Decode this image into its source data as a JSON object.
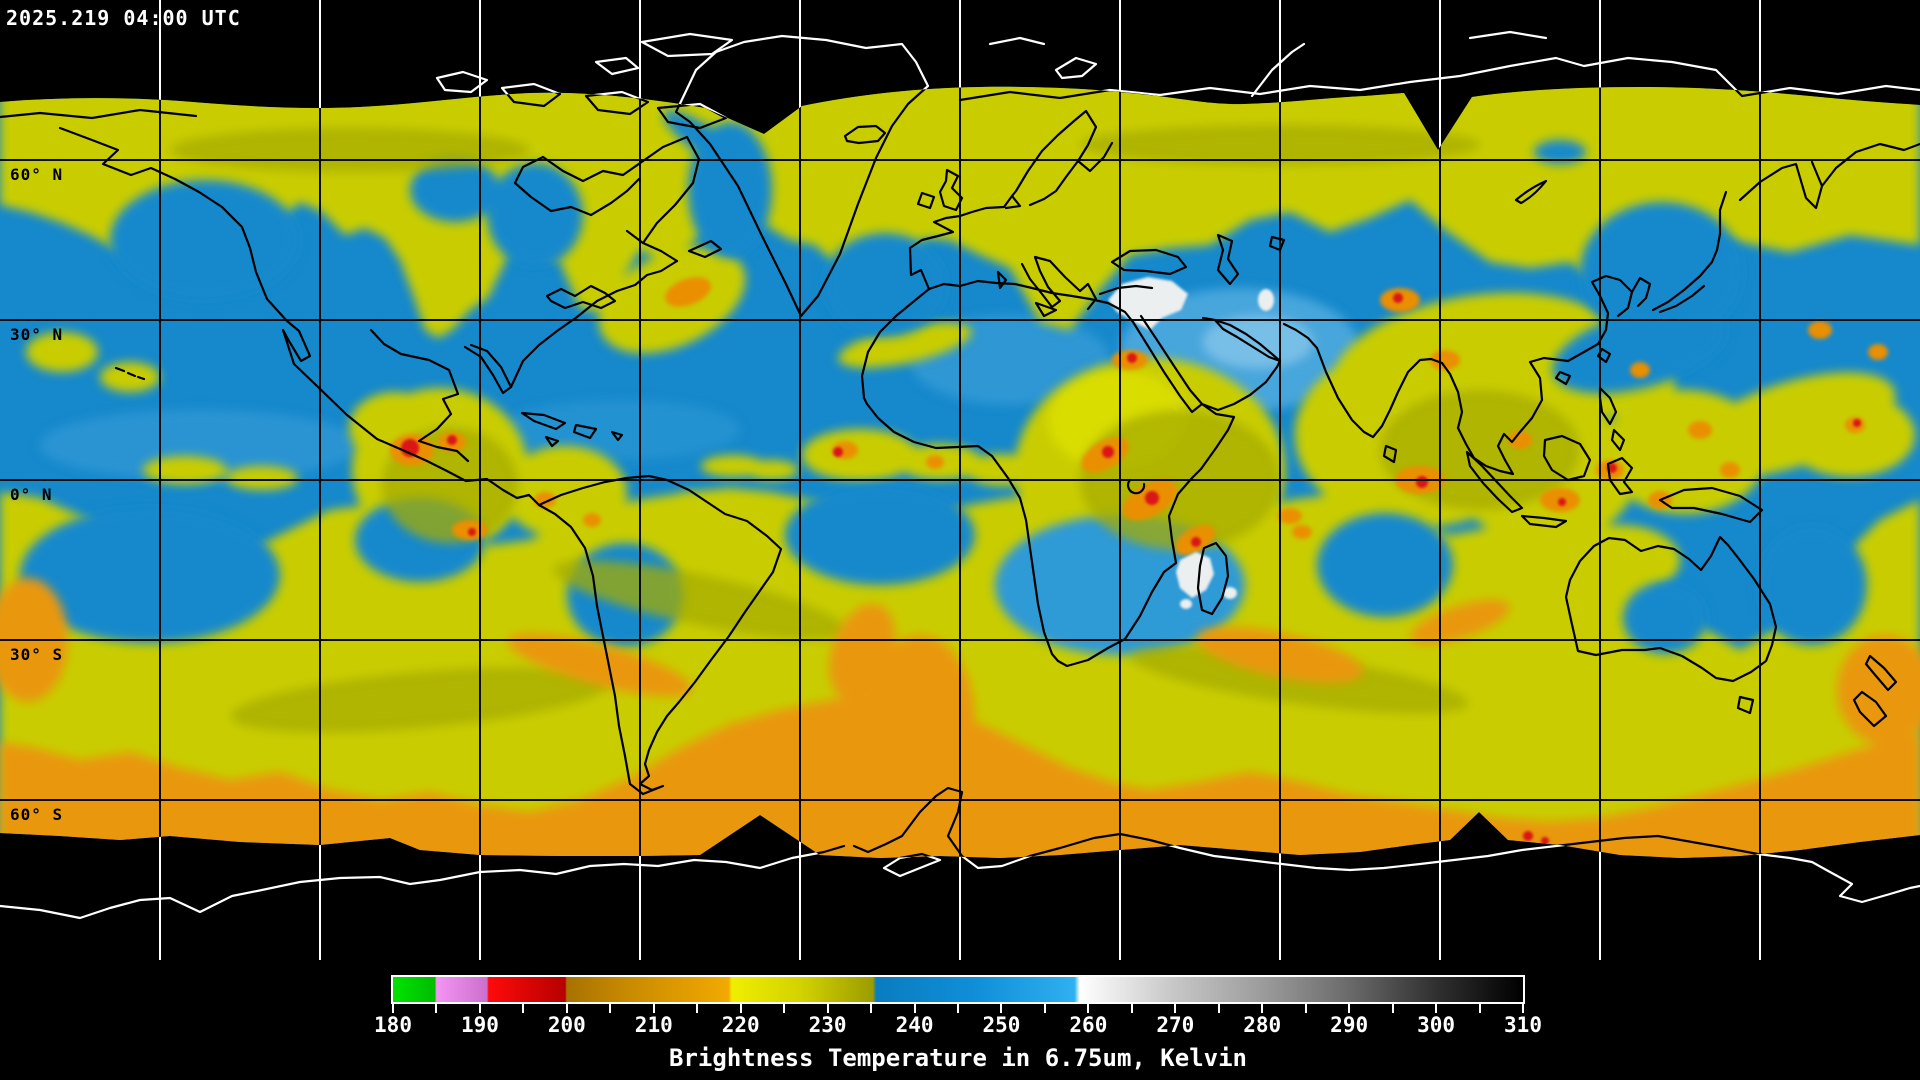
{
  "header": {
    "timestamp": "2025.219 04:00 UTC"
  },
  "map": {
    "projection": "equirectangular",
    "graticule_deg": 30,
    "latitude_labels": [
      {
        "label": "60° N",
        "lat": 60
      },
      {
        "label": "30° N",
        "lat": 30
      },
      {
        "label": "0° N",
        "lat": 0
      },
      {
        "label": "30° S",
        "lat": -30
      },
      {
        "label": "60° S",
        "lat": -60
      }
    ]
  },
  "colorbar": {
    "title": "Brightness Temperature in 6.75um, Kelvin",
    "min": 180,
    "max": 310,
    "minor_step": 5,
    "major_ticks": [
      180,
      190,
      200,
      210,
      220,
      230,
      240,
      250,
      260,
      270,
      280,
      290,
      300,
      310
    ],
    "stops": [
      {
        "kelvin": 180.0,
        "color": "#00e400"
      },
      {
        "kelvin": 184.8,
        "color": "#00bc00"
      },
      {
        "kelvin": 185.0,
        "color": "#f494f4"
      },
      {
        "kelvin": 190.8,
        "color": "#cc70cc"
      },
      {
        "kelvin": 191.0,
        "color": "#ff0a0a"
      },
      {
        "kelvin": 199.8,
        "color": "#b60000"
      },
      {
        "kelvin": 200.0,
        "color": "#a87200"
      },
      {
        "kelvin": 207.0,
        "color": "#c88a00"
      },
      {
        "kelvin": 218.6,
        "color": "#f2aa00"
      },
      {
        "kelvin": 219.0,
        "color": "#f0ee00"
      },
      {
        "kelvin": 227.0,
        "color": "#d2d200"
      },
      {
        "kelvin": 235.2,
        "color": "#9c9c00"
      },
      {
        "kelvin": 235.6,
        "color": "#0a7cc0"
      },
      {
        "kelvin": 247.0,
        "color": "#0f8fd8"
      },
      {
        "kelvin": 258.4,
        "color": "#2fb0f0"
      },
      {
        "kelvin": 259.0,
        "color": "#ffffff"
      },
      {
        "kelvin": 270.0,
        "color": "#c6c6c6"
      },
      {
        "kelvin": 280.0,
        "color": "#9c9c9c"
      },
      {
        "kelvin": 290.0,
        "color": "#6a6a6a"
      },
      {
        "kelvin": 300.0,
        "color": "#303030"
      },
      {
        "kelvin": 310.0,
        "color": "#000000"
      }
    ]
  }
}
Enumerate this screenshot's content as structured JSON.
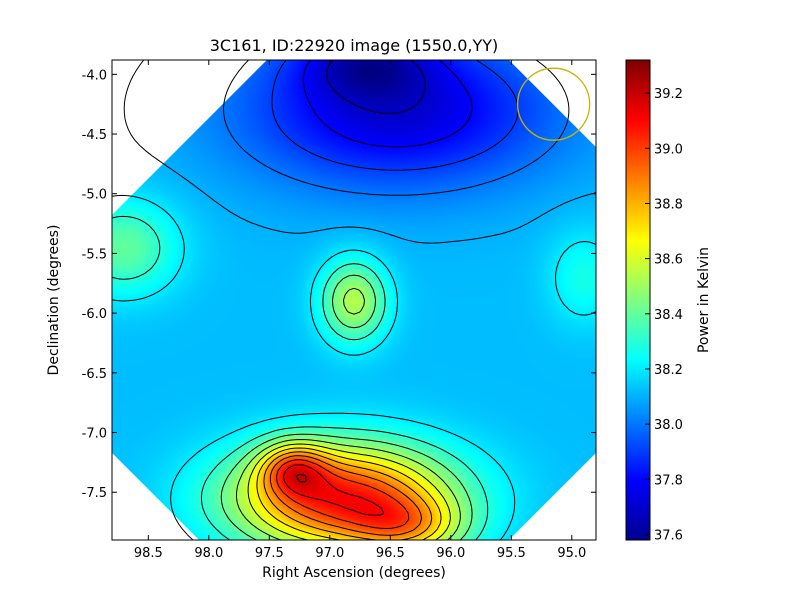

+---+

Exercise brief: Without including any picture, repeat the data exactly.

Complete response:
Decode this image into its source data as a JSON object.
{
  "header": {
    "timestamp": "2025.219 04:00 UTC"
  },
  "map": {
    "projection": "equirectangular",
    "graticule_deg": 30,
    "latitude_labels": [
      {
        "label": "60° N",
        "lat": 60
      },
      {
        "label": "30° N",
        "lat": 30
      },
      {
        "label": "0° N",
        "lat": 0
      },
      {
        "label": "30° S",
        "lat": -30
      },
      {
        "label": "60° S",
        "lat": -60
      }
    ]
  },
  "colorbar": {
    "title": "Brightness Temperature in 6.75um, Kelvin",
    "min": 180,
    "max": 310,
    "minor_step": 5,
    "major_ticks": [
      180,
      190,
      200,
      210,
      220,
      230,
      240,
      250,
      260,
      270,
      280,
      290,
      300,
      310
    ],
    "stops": [
      {
        "kelvin": 180.0,
        "color": "#00e400"
      },
      {
        "kelvin": 184.8,
        "color": "#00bc00"
      },
      {
        "kelvin": 185.0,
        "color": "#f494f4"
      },
      {
        "kelvin": 190.8,
        "color": "#cc70cc"
      },
      {
        "kelvin": 191.0,
        "color": "#ff0a0a"
      },
      {
        "kelvin": 199.8,
        "color": "#b60000"
      },
      {
        "kelvin": 200.0,
        "color": "#a87200"
      },
      {
        "kelvin": 207.0,
        "color": "#c88a00"
      },
      {
        "kelvin": 218.6,
        "color": "#f2aa00"
      },
      {
        "kelvin": 219.0,
        "color": "#f0ee00"
      },
      {
        "kelvin": 227.0,
        "color": "#d2d200"
      },
      {
        "kelvin": 235.2,
        "color": "#9c9c00"
      },
      {
        "kelvin": 235.6,
        "color": "#0a7cc0"
      },
      {
        "kelvin": 247.0,
        "color": "#0f8fd8"
      },
      {
        "kelvin": 258.4,
        "color": "#2fb0f0"
      },
      {
        "kelvin": 259.0,
        "color": "#ffffff"
      },
      {
        "kelvin": 270.0,
        "color": "#c6c6c6"
      },
      {
        "kelvin": 280.0,
        "color": "#9c9c9c"
      },
      {
        "kelvin": 290.0,
        "color": "#6a6a6a"
      },
      {
        "kelvin": 300.0,
        "color": "#303030"
      },
      {
        "kelvin": 310.0,
        "color": "#000000"
      }
    ]
  }
}
Enumerate this screenshot's content as structured JSON.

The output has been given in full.